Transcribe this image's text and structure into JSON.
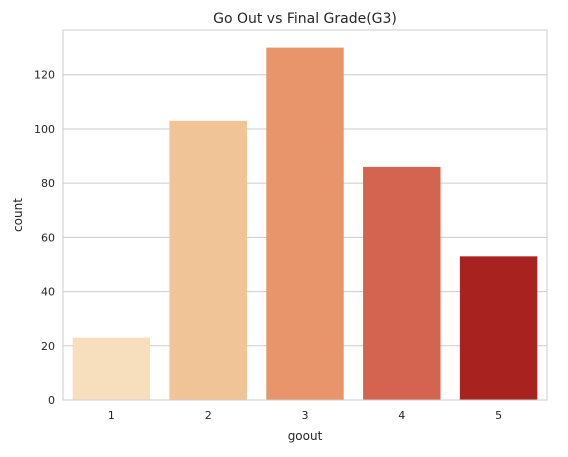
{
  "chart_data": {
    "type": "bar",
    "title": "Go Out vs Final Grade(G3)",
    "xlabel": "goout",
    "ylabel": "count",
    "categories": [
      "1",
      "2",
      "3",
      "4",
      "5"
    ],
    "values": [
      23,
      103,
      130,
      86,
      53
    ],
    "ylim": [
      0,
      136.5
    ],
    "yticks": [
      0,
      20,
      40,
      60,
      80,
      100,
      120
    ],
    "grid": true,
    "colors": [
      "#f7dfbe",
      "#f0c496",
      "#e8956c",
      "#d4634f",
      "#a8231f"
    ]
  }
}
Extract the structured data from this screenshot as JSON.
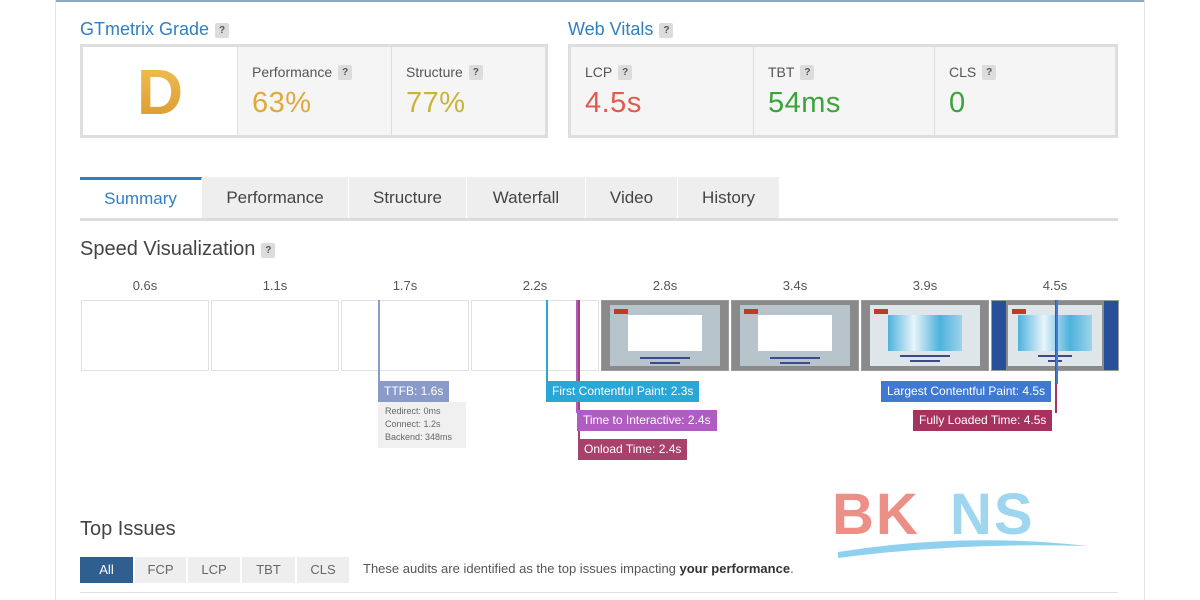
{
  "grade_section": {
    "title": "GTmetrix Grade",
    "help": "?",
    "grade": "D"
  },
  "vitals_section": {
    "title": "Web Vitals",
    "help": "?"
  },
  "scores": [
    {
      "label": "Performance",
      "help": "?",
      "value": "63%",
      "color": "#e0a93a"
    },
    {
      "label": "Structure",
      "help": "?",
      "value": "77%",
      "color": "#c9b43a"
    }
  ],
  "vitals": [
    {
      "label": "LCP",
      "help": "?",
      "value": "4.5s",
      "color": "#e05a4e"
    },
    {
      "label": "TBT",
      "help": "?",
      "value": "54ms",
      "color": "#3aa33a"
    },
    {
      "label": "CLS",
      "help": "?",
      "value": "0",
      "color": "#3aa33a"
    }
  ],
  "tabs": [
    "Summary",
    "Performance",
    "Structure",
    "Waterfall",
    "Video",
    "History"
  ],
  "active_tab": "Summary",
  "speed_viz": {
    "title": "Speed Visualization",
    "help": "?",
    "ticks": [
      "0.6s",
      "1.1s",
      "1.7s",
      "2.2s",
      "2.8s",
      "3.4s",
      "3.9s",
      "4.5s"
    ],
    "markers": {
      "ttfb": "TTFB: 1.6s",
      "fcp": "First Contentful Paint: 2.3s",
      "tti": "Time to Interactive: 2.4s",
      "onload": "Onload Time: 2.4s",
      "lcp": "Largest Contentful Paint: 4.5s",
      "fully_loaded": "Fully Loaded Time: 4.5s"
    },
    "ttfb_details": [
      "Redirect: 0ms",
      "Connect: 1.2s",
      "Backend: 348ms"
    ]
  },
  "watermark": {
    "text": "BKNS"
  },
  "top_issues": {
    "title": "Top Issues",
    "filters": [
      "All",
      "FCP",
      "LCP",
      "TBT",
      "CLS"
    ],
    "active_filter": "All",
    "note_prefix": "These audits are identified as the top issues impacting ",
    "note_bold": "your performance",
    "note_suffix": "."
  },
  "colors": {
    "accent": "#2f7fc1",
    "ttfb": "#8a9bc9",
    "fcp": "#29a8d8",
    "tti": "#b05cc2",
    "onload": "#a8416b",
    "lcp": "#3f79d4",
    "fully_loaded": "#a8325e"
  }
}
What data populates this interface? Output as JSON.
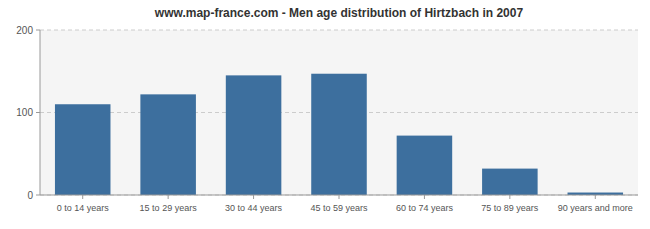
{
  "chart_data": {
    "type": "bar",
    "title": "www.map-france.com - Men age distribution of Hirtzbach in 2007",
    "categories": [
      "0 to 14 years",
      "15 to 29 years",
      "30 to 44 years",
      "45 to 59 years",
      "60 to 74 years",
      "75 to 89 years",
      "90 years and more"
    ],
    "values": [
      110,
      122,
      145,
      147,
      72,
      32,
      3
    ],
    "color": "#3d6f9e",
    "ylim": [
      0,
      200
    ],
    "yticks": [
      0,
      100,
      200
    ],
    "grid": true
  }
}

===

== What is needed ==
Retype the data above exactly; pictures are not part of the copy.

== Problem solution ==
Transcribe this image's text and structure into JSON.
{
  "chart_data": {
    "type": "bar",
    "title": "Go Out vs Final Grade(G3)",
    "xlabel": "goout",
    "ylabel": "count",
    "categories": [
      "1",
      "2",
      "3",
      "4",
      "5"
    ],
    "values": [
      23,
      103,
      130,
      86,
      53
    ],
    "ylim": [
      0,
      136.5
    ],
    "yticks": [
      0,
      20,
      40,
      60,
      80,
      100,
      120
    ],
    "grid": true,
    "colors": [
      "#f7dfbe",
      "#f0c496",
      "#e8956c",
      "#d4634f",
      "#a8231f"
    ]
  }
}
Extract the structured data from this screenshot as JSON.
{
  "grade_section": {
    "title": "GTmetrix Grade",
    "help": "?",
    "grade": "D"
  },
  "vitals_section": {
    "title": "Web Vitals",
    "help": "?"
  },
  "scores": [
    {
      "label": "Performance",
      "help": "?",
      "value": "63%",
      "color": "#e0a93a"
    },
    {
      "label": "Structure",
      "help": "?",
      "value": "77%",
      "color": "#c9b43a"
    }
  ],
  "vitals": [
    {
      "label": "LCP",
      "help": "?",
      "value": "4.5s",
      "color": "#e05a4e"
    },
    {
      "label": "TBT",
      "help": "?",
      "value": "54ms",
      "color": "#3aa33a"
    },
    {
      "label": "CLS",
      "help": "?",
      "value": "0",
      "color": "#3aa33a"
    }
  ],
  "tabs": [
    "Summary",
    "Performance",
    "Structure",
    "Waterfall",
    "Video",
    "History"
  ],
  "active_tab": "Summary",
  "speed_viz": {
    "title": "Speed Visualization",
    "help": "?",
    "ticks": [
      "0.6s",
      "1.1s",
      "1.7s",
      "2.2s",
      "2.8s",
      "3.4s",
      "3.9s",
      "4.5s"
    ],
    "markers": {
      "ttfb": "TTFB: 1.6s",
      "fcp": "First Contentful Paint: 2.3s",
      "tti": "Time to Interactive: 2.4s",
      "onload": "Onload Time: 2.4s",
      "lcp": "Largest Contentful Paint: 4.5s",
      "fully_loaded": "Fully Loaded Time: 4.5s"
    },
    "ttfb_details": [
      "Redirect: 0ms",
      "Connect: 1.2s",
      "Backend: 348ms"
    ]
  },
  "watermark": {
    "text": "BKNS"
  },
  "top_issues": {
    "title": "Top Issues",
    "filters": [
      "All",
      "FCP",
      "LCP",
      "TBT",
      "CLS"
    ],
    "active_filter": "All",
    "note_prefix": "These audits are identified as the top issues impacting ",
    "note_bold": "your performance",
    "note_suffix": "."
  },
  "colors": {
    "accent": "#2f7fc1",
    "ttfb": "#8a9bc9",
    "fcp": "#29a8d8",
    "tti": "#b05cc2",
    "onload": "#a8416b",
    "lcp": "#3f79d4",
    "fully_loaded": "#a8325e"
  }
}
What data populates this interface? Output as JSON.
{
  "chart_data": {
    "type": "bar",
    "title": "www.map-france.com - Men age distribution of Hirtzbach in 2007",
    "categories": [
      "0 to 14 years",
      "15 to 29 years",
      "30 to 44 years",
      "45 to 59 years",
      "60 to 74 years",
      "75 to 89 years",
      "90 years and more"
    ],
    "values": [
      110,
      122,
      145,
      147,
      72,
      32,
      3
    ],
    "color": "#3d6f9e",
    "ylim": [
      0,
      200
    ],
    "yticks": [
      0,
      100,
      200
    ],
    "grid": true
  }
}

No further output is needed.